▶ What the task requires
Retype each entry below exactly as it stands.
* Begin Records for this exercise *
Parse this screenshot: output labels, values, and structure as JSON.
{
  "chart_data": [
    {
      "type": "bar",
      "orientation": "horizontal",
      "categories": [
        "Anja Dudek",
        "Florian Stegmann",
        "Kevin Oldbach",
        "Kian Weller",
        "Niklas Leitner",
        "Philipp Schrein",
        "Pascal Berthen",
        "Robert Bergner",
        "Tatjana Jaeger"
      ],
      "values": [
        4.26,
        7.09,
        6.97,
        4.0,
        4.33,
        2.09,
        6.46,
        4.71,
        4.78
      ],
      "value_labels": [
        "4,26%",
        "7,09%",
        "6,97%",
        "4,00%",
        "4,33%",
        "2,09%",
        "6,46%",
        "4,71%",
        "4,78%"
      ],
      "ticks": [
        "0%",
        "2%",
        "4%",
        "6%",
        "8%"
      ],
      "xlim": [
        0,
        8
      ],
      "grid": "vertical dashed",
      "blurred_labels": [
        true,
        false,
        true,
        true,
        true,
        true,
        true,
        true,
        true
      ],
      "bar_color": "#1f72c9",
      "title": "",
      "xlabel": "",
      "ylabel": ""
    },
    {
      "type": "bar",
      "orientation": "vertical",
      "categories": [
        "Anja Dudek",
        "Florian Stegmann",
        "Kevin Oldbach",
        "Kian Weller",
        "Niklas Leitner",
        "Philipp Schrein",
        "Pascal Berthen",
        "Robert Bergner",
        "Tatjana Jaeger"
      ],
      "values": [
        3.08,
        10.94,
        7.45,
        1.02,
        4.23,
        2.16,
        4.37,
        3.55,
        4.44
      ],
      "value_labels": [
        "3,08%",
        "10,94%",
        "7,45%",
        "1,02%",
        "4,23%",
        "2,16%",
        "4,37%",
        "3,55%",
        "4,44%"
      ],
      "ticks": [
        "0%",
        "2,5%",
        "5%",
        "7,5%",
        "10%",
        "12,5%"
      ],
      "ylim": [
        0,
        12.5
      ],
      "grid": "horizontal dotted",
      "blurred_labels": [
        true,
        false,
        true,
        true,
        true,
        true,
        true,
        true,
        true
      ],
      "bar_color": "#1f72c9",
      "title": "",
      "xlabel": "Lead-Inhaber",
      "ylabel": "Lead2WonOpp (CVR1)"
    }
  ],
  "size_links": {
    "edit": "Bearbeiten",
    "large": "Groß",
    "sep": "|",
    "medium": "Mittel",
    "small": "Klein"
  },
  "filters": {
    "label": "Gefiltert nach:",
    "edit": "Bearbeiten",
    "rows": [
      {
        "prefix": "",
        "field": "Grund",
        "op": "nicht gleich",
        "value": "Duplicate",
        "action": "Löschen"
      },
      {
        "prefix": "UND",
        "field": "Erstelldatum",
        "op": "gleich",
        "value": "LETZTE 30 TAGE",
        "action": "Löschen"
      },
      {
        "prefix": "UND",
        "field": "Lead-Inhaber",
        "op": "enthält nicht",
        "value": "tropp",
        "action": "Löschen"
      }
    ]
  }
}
* End Records for this exercise *
▶ Task result
Parse this screenshot: output labels, values, and structure as JSON.
{
  "chart_data": [
    {
      "type": "bar",
      "orientation": "horizontal",
      "categories": [
        "Anja Dudek",
        "Florian Stegmann",
        "Kevin Oldbach",
        "Kian Weller",
        "Niklas Leitner",
        "Philipp Schrein",
        "Pascal Berthen",
        "Robert Bergner",
        "Tatjana Jaeger"
      ],
      "values": [
        4.26,
        7.09,
        6.97,
        4.0,
        4.33,
        2.09,
        6.46,
        4.71,
        4.78
      ],
      "value_labels": [
        "4,26%",
        "7,09%",
        "6,97%",
        "4,00%",
        "4,33%",
        "2,09%",
        "6,46%",
        "4,71%",
        "4,78%"
      ],
      "ticks": [
        "0%",
        "2%",
        "4%",
        "6%",
        "8%"
      ],
      "xlim": [
        0,
        8
      ],
      "grid": "vertical dashed",
      "blurred_labels": [
        true,
        false,
        true,
        true,
        true,
        true,
        true,
        true,
        true
      ],
      "bar_color": "#1f72c9",
      "title": "",
      "xlabel": "",
      "ylabel": ""
    },
    {
      "type": "bar",
      "orientation": "vertical",
      "categories": [
        "Anja Dudek",
        "Florian Stegmann",
        "Kevin Oldbach",
        "Kian Weller",
        "Niklas Leitner",
        "Philipp Schrein",
        "Pascal Berthen",
        "Robert Bergner",
        "Tatjana Jaeger"
      ],
      "values": [
        3.08,
        10.94,
        7.45,
        1.02,
        4.23,
        2.16,
        4.37,
        3.55,
        4.44
      ],
      "value_labels": [
        "3,08%",
        "10,94%",
        "7,45%",
        "1,02%",
        "4,23%",
        "2,16%",
        "4,37%",
        "3,55%",
        "4,44%"
      ],
      "ticks": [
        "0%",
        "2,5%",
        "5%",
        "7,5%",
        "10%",
        "12,5%"
      ],
      "ylim": [
        0,
        12.5
      ],
      "grid": "horizontal dotted",
      "blurred_labels": [
        true,
        false,
        true,
        true,
        true,
        true,
        true,
        true,
        true
      ],
      "bar_color": "#1f72c9",
      "title": "",
      "xlabel": "Lead-Inhaber",
      "ylabel": "Lead2WonOpp (CVR1)"
    }
  ],
  "size_links": {
    "edit": "Bearbeiten",
    "large": "Groß",
    "sep": "|",
    "medium": "Mittel",
    "small": "Klein"
  },
  "filters": {
    "label": "Gefiltert nach:",
    "edit": "Bearbeiten",
    "rows": [
      {
        "prefix": "",
        "field": "Grund",
        "op": "nicht gleich",
        "value": "Duplicate",
        "action": "Löschen"
      },
      {
        "prefix": "UND",
        "field": "Erstelldatum",
        "op": "gleich",
        "value": "LETZTE 30 TAGE",
        "action": "Löschen"
      },
      {
        "prefix": "UND",
        "field": "Lead-Inhaber",
        "op": "enthält nicht",
        "value": "tropp",
        "action": "Löschen"
      }
    ]
  }
}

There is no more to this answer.